Records excerpted from a collection
· · · · ·

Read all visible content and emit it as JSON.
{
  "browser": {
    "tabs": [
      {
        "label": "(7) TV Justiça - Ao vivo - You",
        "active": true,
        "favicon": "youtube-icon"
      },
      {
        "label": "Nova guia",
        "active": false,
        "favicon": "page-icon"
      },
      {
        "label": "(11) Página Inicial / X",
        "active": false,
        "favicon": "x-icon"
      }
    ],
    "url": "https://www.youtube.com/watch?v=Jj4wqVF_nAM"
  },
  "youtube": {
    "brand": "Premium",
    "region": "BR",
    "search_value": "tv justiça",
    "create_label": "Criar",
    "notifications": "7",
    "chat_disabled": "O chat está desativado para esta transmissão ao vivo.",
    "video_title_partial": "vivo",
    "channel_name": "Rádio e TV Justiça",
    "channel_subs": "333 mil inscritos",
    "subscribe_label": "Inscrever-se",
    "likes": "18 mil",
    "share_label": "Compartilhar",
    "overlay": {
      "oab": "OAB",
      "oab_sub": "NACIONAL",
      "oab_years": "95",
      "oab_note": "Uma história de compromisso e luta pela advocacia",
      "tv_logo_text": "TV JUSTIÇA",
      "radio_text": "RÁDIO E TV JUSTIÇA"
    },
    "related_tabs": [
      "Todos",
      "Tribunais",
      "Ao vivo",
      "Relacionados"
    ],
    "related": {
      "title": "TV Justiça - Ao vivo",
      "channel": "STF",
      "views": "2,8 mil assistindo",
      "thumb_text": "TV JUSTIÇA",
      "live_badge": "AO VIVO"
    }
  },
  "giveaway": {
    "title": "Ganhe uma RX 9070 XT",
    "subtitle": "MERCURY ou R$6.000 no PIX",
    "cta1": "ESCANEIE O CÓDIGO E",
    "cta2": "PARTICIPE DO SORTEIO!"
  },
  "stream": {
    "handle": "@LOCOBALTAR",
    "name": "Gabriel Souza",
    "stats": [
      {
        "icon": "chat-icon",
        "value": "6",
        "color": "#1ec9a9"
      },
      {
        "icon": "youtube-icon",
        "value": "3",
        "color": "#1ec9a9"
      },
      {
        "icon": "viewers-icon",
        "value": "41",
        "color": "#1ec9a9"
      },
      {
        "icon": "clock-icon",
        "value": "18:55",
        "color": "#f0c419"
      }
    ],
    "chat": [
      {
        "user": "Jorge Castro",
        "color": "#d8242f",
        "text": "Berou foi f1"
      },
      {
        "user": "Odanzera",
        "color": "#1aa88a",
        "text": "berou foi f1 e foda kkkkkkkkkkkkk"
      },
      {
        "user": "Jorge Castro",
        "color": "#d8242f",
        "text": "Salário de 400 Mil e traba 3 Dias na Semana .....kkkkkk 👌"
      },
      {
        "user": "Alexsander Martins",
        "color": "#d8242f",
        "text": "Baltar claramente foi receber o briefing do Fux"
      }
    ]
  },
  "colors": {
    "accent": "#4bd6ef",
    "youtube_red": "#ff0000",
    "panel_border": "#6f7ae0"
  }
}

· · · · ·

[Exercise requirements] Write out every line from the entries where "favicon" appears.

[Result of the task]
        "favicon": "youtube-icon"
        "favicon": "page-icon"
        "favicon": "x-icon"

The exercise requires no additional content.